Problem details: Look through the material below and count the lines with the string "BETTER". Report only the count.

----- Data for this task -----

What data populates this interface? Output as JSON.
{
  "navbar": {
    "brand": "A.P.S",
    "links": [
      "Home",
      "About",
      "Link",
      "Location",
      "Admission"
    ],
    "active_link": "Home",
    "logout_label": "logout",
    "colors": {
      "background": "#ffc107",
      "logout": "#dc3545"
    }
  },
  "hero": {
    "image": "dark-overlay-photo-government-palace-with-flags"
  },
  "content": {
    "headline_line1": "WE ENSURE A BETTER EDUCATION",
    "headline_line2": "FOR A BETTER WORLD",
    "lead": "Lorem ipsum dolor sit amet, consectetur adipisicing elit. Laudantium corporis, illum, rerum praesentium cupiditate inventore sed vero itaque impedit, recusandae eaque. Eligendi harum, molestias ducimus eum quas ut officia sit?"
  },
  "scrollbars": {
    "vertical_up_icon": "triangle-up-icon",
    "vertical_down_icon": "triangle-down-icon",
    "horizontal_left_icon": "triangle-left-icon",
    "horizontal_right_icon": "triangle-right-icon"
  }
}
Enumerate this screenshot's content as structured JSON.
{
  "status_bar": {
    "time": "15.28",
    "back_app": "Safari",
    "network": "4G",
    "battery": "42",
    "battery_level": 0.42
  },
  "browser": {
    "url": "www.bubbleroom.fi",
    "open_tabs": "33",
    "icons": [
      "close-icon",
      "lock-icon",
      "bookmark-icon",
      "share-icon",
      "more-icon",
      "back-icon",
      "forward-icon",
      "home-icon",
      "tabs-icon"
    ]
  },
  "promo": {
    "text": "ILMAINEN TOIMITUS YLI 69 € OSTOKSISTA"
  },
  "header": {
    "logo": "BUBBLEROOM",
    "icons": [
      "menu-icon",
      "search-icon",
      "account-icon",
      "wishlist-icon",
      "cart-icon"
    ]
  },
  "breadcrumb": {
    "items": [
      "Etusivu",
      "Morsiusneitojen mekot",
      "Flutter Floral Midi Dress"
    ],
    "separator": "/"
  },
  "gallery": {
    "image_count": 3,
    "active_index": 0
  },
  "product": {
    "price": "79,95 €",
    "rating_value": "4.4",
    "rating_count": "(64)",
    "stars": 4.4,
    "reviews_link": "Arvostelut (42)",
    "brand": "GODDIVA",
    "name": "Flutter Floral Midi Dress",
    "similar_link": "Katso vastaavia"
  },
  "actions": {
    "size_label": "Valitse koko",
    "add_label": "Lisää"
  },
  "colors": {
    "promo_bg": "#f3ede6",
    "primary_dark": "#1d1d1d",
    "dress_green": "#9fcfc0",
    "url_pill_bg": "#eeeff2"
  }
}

-----

Answer to this task: 2